**Your goal:** Where the word "type" occurs in a line, return that line.

## begin Data listing

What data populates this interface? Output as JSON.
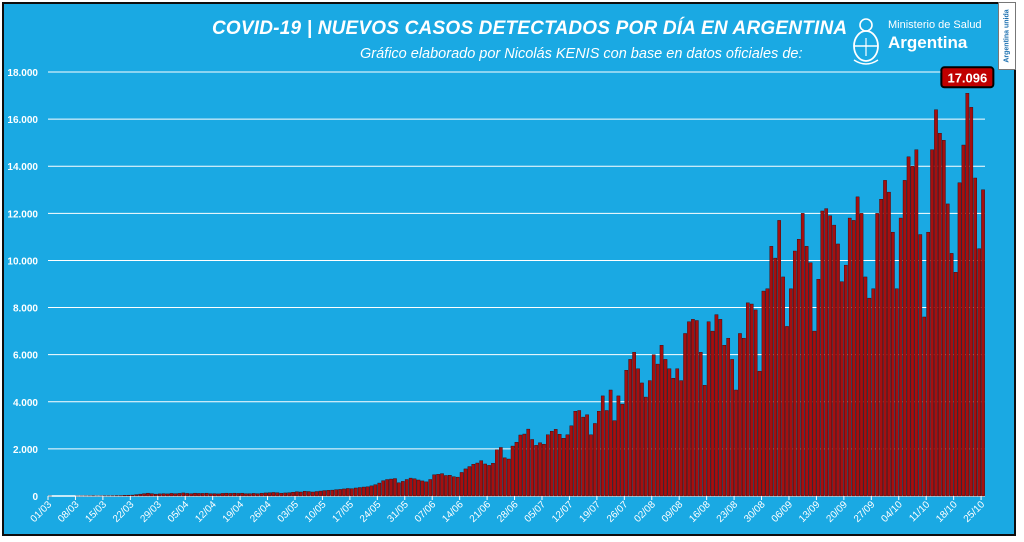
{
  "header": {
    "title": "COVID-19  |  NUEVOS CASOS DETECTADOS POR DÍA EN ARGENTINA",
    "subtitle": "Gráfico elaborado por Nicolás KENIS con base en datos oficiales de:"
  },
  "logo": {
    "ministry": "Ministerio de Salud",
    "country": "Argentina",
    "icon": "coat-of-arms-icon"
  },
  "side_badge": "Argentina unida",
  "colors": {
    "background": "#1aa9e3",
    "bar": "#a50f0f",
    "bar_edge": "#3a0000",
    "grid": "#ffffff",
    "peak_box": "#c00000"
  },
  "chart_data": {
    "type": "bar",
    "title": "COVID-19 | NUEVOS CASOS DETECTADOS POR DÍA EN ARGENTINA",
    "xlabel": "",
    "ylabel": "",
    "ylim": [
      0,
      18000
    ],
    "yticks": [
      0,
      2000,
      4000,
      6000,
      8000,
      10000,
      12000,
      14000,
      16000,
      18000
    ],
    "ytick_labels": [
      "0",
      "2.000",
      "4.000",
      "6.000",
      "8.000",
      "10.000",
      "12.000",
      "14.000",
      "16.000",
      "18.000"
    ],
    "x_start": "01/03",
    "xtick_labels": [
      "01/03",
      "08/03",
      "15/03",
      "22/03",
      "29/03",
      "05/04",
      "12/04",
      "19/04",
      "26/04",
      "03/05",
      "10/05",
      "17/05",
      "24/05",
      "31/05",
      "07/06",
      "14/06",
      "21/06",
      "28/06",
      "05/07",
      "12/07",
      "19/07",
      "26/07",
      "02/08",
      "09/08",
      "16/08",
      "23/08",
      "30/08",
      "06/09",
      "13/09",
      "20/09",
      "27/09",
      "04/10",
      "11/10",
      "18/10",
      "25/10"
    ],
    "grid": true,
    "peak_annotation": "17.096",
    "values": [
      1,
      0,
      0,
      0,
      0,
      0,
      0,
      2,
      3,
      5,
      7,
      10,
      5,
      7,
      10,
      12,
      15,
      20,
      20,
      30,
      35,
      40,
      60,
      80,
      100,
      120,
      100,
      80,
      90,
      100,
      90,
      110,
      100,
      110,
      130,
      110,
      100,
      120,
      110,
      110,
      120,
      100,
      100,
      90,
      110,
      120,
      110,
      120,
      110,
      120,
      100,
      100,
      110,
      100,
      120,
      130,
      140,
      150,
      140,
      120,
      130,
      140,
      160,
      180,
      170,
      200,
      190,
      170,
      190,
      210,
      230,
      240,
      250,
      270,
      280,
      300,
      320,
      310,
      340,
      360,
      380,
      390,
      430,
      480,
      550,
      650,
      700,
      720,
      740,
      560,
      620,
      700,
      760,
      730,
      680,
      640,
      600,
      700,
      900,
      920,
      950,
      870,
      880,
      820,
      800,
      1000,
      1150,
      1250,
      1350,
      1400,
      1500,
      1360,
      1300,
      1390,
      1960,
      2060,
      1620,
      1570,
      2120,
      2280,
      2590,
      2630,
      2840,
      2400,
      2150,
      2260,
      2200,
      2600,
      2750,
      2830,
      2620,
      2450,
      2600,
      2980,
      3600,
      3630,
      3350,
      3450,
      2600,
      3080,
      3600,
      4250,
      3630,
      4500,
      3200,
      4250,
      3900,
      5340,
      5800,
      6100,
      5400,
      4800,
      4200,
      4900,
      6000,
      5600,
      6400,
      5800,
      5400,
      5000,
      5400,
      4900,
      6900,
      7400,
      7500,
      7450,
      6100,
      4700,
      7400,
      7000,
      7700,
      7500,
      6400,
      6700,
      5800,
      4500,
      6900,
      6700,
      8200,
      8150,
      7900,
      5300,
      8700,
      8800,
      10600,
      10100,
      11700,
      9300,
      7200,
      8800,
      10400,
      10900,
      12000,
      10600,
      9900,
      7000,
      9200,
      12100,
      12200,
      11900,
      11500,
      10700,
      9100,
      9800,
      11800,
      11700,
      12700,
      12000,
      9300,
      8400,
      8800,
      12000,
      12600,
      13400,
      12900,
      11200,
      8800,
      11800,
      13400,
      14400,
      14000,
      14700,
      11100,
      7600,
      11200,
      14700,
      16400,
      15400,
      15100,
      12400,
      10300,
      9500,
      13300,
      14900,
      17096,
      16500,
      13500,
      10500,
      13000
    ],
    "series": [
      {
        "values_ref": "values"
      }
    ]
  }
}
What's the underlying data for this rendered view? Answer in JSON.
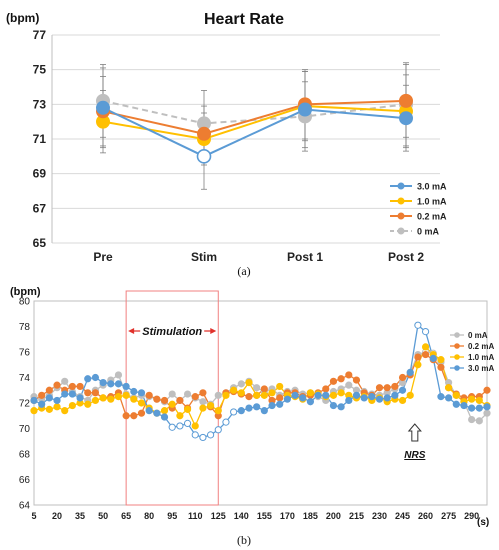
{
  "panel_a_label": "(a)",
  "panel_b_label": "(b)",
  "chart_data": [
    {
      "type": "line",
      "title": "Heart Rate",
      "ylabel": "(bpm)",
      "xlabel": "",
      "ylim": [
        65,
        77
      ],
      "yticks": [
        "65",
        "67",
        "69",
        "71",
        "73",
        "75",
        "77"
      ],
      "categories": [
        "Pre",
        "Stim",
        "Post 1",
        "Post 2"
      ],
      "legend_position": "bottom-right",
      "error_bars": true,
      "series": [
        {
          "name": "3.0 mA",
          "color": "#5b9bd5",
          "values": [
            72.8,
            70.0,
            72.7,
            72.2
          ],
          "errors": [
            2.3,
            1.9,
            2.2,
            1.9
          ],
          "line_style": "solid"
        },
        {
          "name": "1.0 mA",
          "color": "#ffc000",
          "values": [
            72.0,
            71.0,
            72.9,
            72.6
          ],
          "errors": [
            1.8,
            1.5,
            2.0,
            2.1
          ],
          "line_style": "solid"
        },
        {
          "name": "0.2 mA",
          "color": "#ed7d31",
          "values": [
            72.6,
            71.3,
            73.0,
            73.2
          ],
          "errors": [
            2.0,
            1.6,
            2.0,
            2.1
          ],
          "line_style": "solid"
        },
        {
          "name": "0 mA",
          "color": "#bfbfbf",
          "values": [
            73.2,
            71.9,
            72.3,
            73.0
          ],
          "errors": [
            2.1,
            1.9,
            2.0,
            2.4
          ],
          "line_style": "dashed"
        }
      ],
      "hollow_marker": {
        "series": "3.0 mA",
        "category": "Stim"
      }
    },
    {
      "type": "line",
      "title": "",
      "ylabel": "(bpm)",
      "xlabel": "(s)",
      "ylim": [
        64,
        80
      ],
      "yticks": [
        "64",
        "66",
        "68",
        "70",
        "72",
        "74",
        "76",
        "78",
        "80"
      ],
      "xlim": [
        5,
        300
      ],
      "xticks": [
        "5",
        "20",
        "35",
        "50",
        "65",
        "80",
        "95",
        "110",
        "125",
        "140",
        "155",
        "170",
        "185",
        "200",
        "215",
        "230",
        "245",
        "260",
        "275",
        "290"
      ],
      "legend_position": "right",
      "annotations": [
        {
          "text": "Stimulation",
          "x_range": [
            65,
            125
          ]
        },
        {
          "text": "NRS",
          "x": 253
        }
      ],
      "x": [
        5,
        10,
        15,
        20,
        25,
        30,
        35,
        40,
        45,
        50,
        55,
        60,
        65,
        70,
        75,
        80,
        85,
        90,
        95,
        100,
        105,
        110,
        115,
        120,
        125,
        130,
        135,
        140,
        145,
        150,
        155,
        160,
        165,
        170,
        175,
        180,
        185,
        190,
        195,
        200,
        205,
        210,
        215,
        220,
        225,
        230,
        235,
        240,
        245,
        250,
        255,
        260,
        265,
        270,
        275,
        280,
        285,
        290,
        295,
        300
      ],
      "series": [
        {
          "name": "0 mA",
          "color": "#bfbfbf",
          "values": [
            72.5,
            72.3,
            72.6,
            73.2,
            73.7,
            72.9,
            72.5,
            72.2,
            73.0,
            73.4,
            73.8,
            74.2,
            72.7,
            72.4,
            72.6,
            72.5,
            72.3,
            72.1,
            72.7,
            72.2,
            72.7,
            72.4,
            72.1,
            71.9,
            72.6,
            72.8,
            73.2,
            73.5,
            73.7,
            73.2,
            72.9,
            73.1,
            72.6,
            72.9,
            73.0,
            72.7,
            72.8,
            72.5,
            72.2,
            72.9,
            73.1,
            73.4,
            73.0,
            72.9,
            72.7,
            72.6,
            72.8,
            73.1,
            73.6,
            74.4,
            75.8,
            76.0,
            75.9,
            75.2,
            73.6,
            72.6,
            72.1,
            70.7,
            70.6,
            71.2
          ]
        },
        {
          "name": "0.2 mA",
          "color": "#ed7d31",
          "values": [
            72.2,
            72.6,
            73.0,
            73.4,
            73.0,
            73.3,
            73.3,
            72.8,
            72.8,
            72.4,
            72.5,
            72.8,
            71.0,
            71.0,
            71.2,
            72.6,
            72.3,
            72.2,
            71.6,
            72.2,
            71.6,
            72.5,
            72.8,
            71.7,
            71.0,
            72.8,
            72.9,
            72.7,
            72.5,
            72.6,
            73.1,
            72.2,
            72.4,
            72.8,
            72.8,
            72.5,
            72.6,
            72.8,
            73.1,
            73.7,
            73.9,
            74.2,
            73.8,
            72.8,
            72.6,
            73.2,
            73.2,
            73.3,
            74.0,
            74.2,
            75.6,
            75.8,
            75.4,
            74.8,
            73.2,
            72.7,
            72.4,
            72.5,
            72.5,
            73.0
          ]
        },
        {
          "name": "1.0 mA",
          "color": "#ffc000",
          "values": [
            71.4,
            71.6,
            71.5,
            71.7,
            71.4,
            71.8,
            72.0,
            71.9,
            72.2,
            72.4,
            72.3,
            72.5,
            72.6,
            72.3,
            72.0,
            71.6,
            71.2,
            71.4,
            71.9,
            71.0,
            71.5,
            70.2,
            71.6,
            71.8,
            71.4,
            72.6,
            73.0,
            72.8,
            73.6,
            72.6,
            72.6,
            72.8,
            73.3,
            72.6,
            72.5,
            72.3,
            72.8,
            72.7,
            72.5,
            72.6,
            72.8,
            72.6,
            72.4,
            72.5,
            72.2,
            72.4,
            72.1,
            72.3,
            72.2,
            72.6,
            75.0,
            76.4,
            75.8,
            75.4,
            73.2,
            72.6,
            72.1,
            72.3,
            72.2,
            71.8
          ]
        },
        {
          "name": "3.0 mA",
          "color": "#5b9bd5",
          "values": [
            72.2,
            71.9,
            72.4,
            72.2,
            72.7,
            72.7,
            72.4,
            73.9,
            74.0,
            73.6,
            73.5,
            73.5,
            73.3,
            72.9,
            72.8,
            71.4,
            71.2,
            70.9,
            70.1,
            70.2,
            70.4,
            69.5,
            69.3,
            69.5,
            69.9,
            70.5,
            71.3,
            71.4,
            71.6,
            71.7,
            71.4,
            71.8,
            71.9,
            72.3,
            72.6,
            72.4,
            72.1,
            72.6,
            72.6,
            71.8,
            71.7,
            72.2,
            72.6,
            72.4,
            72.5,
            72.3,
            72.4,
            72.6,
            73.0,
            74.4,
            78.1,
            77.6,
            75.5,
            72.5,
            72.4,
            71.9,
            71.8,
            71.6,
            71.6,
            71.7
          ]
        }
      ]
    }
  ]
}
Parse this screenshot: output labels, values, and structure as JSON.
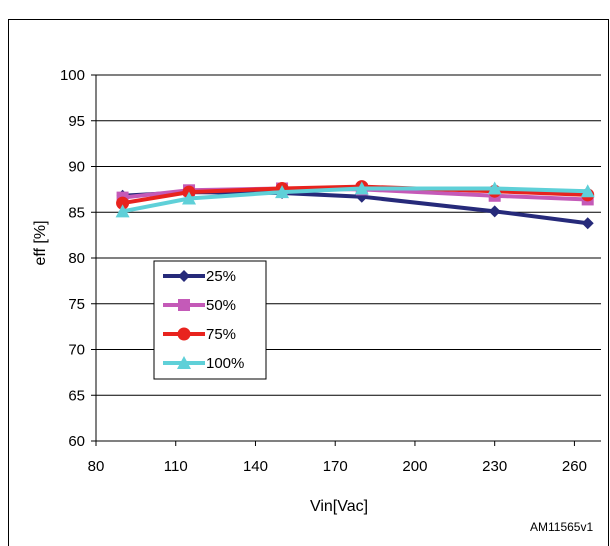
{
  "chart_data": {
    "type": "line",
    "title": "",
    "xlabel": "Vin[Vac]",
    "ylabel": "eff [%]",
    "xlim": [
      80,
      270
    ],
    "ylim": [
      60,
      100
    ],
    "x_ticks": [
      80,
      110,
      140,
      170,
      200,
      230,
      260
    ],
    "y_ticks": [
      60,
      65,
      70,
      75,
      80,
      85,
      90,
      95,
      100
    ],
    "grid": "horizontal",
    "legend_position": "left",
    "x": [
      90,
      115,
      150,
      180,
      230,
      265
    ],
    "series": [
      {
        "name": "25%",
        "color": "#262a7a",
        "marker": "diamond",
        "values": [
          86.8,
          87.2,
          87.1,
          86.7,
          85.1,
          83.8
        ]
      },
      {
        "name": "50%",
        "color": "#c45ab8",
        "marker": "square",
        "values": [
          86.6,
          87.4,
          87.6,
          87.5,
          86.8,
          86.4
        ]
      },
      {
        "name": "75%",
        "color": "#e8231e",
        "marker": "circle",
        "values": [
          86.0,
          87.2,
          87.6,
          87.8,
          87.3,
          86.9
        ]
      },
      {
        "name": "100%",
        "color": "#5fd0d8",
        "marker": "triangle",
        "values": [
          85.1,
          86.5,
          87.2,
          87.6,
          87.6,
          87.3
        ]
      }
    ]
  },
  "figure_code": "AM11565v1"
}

## end Data listing

**Correct output:**
    "type": "bar",
      "type": "line",
      "type": "line",
    "type": "line",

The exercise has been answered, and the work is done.